=== What the exercise asks ===
Lines that include the word "timestamp" are the ones to copy.
··· The data
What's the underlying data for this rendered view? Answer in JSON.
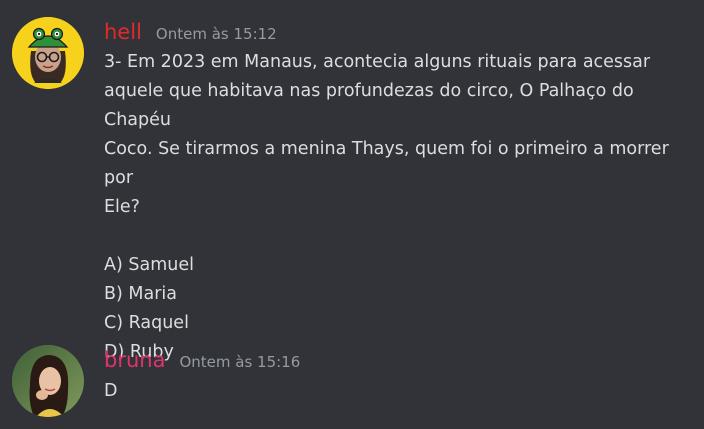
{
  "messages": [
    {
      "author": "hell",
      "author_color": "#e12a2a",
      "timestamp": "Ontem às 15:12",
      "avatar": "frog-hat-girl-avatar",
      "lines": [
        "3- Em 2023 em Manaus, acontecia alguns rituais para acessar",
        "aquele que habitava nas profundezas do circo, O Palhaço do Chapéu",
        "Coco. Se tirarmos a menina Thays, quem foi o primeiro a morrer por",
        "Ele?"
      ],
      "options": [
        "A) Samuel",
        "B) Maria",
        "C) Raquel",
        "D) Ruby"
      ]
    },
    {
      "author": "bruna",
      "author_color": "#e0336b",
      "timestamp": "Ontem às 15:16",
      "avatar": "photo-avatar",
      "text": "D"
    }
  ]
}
······
··· The data
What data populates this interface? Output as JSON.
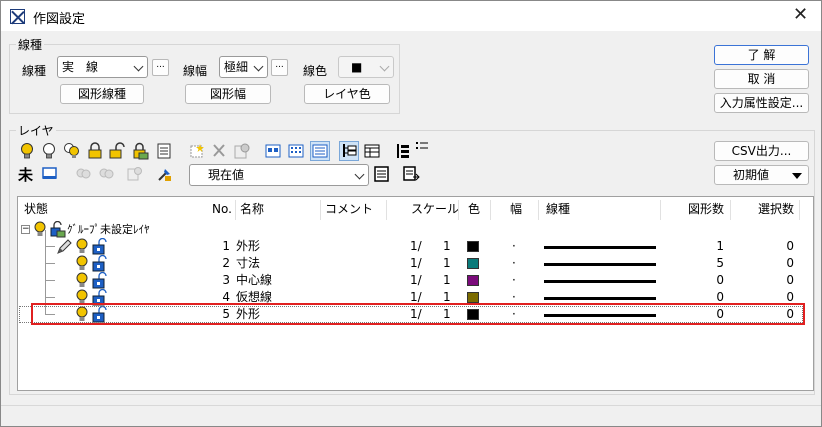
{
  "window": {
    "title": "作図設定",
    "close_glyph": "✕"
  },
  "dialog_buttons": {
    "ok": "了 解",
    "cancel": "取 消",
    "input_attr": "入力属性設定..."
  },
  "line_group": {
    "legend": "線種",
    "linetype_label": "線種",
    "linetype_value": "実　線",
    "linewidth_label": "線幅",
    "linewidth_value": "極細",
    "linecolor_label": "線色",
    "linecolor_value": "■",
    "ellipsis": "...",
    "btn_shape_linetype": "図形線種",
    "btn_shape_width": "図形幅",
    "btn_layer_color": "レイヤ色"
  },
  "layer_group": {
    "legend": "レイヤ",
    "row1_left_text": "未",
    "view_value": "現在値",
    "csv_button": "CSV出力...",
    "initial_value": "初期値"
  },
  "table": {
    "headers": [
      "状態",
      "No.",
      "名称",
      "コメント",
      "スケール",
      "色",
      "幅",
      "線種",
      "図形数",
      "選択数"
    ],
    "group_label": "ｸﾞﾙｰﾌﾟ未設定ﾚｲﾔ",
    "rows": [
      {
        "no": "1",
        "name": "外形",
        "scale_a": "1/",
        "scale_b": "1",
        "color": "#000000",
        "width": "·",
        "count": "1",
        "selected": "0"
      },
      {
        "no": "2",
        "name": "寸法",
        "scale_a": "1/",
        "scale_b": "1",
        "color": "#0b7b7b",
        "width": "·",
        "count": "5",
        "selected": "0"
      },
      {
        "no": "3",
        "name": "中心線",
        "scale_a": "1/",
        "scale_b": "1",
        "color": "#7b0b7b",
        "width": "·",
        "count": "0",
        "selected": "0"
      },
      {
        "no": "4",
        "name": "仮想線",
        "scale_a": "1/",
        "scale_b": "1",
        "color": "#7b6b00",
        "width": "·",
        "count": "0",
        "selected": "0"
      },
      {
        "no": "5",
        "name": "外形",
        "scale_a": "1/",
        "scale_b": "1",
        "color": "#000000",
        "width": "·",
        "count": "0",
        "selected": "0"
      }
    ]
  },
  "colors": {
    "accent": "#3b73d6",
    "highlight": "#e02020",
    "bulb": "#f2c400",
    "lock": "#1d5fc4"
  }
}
······
=== Answer in full ===
      "timestamp": "Ontem às 15:12",
      "timestamp": "Ontem às 15:16",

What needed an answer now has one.